● **Exercise instructions**: Each line that contains the string "type" counts once; report how many such lines appear in the data, as a number only.

▶

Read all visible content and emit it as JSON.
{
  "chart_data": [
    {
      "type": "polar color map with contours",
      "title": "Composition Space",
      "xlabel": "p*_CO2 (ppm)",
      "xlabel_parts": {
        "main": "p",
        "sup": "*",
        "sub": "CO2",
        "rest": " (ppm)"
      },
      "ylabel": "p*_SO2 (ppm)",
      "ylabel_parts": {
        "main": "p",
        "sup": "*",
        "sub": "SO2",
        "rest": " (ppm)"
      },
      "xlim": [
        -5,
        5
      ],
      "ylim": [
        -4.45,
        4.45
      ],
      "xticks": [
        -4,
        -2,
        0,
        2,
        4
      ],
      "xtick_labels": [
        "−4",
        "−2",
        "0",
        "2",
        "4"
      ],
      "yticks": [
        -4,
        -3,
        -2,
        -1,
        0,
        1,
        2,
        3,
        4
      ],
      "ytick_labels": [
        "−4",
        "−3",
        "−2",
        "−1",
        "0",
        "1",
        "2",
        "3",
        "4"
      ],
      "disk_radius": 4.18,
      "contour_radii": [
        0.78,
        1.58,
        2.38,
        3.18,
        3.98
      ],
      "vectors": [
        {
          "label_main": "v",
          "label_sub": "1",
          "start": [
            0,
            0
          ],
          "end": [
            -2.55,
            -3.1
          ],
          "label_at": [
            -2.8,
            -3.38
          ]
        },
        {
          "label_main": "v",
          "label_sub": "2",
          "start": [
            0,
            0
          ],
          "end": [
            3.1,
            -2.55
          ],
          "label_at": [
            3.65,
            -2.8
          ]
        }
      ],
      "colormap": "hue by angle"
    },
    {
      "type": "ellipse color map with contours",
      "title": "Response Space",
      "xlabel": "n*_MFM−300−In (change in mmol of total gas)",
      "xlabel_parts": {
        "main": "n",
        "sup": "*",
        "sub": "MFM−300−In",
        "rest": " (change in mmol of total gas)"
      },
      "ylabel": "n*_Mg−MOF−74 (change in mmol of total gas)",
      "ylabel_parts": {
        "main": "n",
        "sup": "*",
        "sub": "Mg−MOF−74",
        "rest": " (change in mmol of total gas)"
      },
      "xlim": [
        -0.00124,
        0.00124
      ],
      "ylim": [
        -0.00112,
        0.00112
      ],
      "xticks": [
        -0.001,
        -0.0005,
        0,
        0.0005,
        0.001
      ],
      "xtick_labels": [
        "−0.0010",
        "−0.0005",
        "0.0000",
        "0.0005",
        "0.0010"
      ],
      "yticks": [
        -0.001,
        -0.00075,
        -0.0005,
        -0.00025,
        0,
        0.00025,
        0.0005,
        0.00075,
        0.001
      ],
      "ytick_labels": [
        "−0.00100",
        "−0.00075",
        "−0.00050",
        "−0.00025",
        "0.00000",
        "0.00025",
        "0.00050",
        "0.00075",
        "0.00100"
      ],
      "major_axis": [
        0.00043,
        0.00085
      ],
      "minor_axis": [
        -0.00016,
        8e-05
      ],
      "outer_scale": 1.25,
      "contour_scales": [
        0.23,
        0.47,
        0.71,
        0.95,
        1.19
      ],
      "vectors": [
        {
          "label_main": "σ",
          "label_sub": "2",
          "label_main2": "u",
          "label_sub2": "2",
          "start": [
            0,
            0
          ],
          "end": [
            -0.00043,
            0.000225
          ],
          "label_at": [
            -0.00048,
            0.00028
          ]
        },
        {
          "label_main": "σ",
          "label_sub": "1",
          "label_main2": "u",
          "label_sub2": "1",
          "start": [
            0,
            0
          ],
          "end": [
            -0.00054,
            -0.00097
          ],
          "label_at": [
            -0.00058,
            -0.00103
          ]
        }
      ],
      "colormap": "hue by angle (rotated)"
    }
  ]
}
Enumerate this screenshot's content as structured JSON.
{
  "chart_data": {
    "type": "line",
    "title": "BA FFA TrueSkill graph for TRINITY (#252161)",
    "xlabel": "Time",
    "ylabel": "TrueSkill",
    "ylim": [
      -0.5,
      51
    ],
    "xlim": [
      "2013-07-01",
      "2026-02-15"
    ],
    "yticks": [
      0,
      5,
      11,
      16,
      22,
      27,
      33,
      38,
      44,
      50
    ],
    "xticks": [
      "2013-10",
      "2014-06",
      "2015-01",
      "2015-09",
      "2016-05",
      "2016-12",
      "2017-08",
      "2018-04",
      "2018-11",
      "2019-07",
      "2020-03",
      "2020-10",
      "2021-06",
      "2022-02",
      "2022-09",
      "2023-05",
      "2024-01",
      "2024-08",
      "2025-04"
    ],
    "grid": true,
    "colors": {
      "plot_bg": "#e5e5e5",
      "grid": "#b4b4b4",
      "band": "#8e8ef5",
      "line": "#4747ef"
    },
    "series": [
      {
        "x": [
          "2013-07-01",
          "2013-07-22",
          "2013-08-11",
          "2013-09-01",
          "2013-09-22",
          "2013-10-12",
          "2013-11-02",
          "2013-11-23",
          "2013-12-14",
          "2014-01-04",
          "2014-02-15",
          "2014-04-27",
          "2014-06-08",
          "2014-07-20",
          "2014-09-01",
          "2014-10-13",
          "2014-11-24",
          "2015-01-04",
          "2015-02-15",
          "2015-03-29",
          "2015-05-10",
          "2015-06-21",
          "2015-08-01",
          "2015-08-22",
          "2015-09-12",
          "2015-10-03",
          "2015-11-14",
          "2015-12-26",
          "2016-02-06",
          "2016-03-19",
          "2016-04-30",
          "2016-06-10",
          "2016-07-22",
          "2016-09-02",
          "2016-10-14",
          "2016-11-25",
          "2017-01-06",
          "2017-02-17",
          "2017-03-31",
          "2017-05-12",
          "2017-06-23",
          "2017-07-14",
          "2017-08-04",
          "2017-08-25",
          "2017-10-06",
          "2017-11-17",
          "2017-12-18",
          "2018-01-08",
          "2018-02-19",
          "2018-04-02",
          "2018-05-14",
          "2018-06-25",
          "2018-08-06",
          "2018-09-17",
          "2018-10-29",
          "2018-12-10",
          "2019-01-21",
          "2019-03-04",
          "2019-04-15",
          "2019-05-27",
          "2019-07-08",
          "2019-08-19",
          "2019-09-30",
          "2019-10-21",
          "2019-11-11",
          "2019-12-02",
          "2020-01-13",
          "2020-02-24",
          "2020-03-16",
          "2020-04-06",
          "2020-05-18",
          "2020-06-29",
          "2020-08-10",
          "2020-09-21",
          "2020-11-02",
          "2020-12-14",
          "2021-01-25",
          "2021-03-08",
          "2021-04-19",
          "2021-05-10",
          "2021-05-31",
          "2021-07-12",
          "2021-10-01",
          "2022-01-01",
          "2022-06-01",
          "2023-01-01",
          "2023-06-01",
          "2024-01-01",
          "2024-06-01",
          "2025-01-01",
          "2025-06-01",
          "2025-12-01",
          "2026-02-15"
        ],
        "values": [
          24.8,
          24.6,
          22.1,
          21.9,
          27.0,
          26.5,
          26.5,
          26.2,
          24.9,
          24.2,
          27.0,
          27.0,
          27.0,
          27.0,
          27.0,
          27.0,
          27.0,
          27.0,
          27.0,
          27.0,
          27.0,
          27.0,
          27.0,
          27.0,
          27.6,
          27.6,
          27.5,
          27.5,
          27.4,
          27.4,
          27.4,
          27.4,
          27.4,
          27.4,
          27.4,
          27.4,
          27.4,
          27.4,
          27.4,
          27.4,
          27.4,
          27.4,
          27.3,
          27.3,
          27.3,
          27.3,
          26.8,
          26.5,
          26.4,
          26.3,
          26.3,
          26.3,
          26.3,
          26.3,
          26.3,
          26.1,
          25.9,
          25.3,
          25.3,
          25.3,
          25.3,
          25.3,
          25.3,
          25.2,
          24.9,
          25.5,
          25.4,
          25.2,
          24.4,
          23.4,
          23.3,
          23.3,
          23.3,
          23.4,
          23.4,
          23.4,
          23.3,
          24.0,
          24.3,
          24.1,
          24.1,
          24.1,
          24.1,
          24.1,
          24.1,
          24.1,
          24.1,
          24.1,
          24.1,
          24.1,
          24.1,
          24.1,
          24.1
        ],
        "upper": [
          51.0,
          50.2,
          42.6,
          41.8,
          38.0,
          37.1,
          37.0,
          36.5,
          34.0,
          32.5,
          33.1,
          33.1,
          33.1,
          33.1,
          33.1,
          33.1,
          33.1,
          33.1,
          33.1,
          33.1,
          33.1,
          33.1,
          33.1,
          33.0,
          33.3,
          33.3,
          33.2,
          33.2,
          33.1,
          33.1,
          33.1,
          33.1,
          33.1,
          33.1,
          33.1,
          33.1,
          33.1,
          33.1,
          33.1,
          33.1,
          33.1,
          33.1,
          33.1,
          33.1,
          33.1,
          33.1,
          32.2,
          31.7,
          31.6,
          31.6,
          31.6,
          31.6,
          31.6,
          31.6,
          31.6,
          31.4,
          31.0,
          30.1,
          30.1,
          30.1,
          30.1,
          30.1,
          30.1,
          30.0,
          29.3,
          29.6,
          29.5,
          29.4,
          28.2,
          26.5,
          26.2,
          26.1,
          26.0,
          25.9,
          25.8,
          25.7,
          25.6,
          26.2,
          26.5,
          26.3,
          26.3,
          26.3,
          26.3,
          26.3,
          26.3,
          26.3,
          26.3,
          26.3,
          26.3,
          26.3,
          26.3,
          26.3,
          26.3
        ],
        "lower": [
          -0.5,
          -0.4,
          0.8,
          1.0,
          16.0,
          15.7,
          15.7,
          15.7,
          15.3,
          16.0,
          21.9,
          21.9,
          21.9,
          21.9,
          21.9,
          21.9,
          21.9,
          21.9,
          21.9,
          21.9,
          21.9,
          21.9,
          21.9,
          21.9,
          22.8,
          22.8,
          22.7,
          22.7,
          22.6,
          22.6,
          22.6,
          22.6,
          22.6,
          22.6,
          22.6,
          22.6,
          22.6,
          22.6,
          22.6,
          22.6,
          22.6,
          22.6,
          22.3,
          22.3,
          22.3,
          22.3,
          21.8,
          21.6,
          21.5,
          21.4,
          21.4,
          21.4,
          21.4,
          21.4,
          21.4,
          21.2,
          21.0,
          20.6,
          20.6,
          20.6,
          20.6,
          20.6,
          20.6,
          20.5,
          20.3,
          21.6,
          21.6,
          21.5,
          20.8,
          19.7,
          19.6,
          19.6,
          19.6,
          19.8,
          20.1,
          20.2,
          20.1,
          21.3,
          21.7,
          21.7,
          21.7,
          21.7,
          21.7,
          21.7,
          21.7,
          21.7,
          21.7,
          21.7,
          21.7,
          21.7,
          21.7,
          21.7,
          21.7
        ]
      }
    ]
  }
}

◀

● **Response below**: 3